### Listed records

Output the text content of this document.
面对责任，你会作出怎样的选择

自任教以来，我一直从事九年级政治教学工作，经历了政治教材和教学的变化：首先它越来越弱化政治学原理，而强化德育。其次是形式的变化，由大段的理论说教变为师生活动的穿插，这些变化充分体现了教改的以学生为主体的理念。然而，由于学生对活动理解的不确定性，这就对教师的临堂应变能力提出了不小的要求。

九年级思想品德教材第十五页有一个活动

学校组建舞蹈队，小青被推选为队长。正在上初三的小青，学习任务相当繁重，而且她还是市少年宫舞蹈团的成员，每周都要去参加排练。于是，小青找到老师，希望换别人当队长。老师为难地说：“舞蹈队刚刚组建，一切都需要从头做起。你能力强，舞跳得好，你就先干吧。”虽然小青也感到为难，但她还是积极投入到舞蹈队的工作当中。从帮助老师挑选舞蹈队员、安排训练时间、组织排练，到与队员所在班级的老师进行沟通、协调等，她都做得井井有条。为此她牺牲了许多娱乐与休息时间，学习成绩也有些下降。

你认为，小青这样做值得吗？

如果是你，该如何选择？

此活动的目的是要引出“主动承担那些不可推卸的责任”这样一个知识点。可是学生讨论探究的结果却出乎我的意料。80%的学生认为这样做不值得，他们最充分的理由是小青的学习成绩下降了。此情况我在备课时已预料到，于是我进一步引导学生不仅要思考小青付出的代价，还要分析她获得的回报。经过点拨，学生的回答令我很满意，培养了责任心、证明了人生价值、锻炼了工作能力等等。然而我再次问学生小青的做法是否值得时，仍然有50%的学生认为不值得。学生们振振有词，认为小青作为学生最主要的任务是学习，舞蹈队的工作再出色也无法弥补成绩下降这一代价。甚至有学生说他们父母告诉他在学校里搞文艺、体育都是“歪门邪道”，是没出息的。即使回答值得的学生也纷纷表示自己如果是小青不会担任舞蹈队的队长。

######

**Instructions to follow**
Each line above is to be repeated exactly.

**Solution below**
Output the text content of this document.
面对责任，你会作出怎样的选择

自任教以来，我一直从事九年级政治教学工作，经历了政治教材和教学的变化：首先它越来越弱化政治学原理，而强化德育。其次是形式的变化，由大段的理论说教变为师生活动的穿插，这些变化充分体现了教改的以学生为主体的理念。然而，由于学生对活动理解的不确定性，这就对教师的临堂应变能力提出了不小的要求。

九年级思想品德教材第十五页有一个活动

学校组建舞蹈队，小青被推选为队长。正在上初三的小青，学习任务相当繁重，而且她还是市少年宫舞蹈团的成员，每周都要去参加排练。于是，小青找到老师，希望换别人当队长。老师为难地说：“舞蹈队刚刚组建，一切都需要从头做起。你能力强，舞跳得好，你就先干吧。”虽然小青也感到为难，但她还是积极投入到舞蹈队的工作当中。从帮助老师挑选舞蹈队员、安排训练时间、组织排练，到与队员所在班级的老师进行沟通、协调等，她都做得井井有条。为此她牺牲了许多娱乐与休息时间，学习成绩也有些下降。

你认为，小青这样做值得吗？

如果是你，该如何选择？

此活动的目的是要引出“主动承担那些不可推卸的责任”这样一个知识点。可是学生讨论探究的结果却出乎我的意料。80%的学生认为这样做不值得，他们最充分的理由是小青的学习成绩下降了。此情况我在备课时已预料到，于是我进一步引导学生不仅要思考小青付出的代价，还要分析她获得的回报。经过点拨，学生的回答令我很满意，培养了责任心、证明了人生价值、锻炼了工作能力等等。然而我再次问学生小青的做法是否值得时，仍然有50%的学生认为不值得。学生们振振有词，认为小青作为学生最主要的任务是学习，舞蹈队的工作再出色也无法弥补成绩下降这一代价。甚至有学生说他们父母告诉他在学校里搞文艺、体育都是“歪门邪道”，是没出息的。即使回答值得的学生也纷纷表示自己如果是小青不会担任舞蹈队的队长。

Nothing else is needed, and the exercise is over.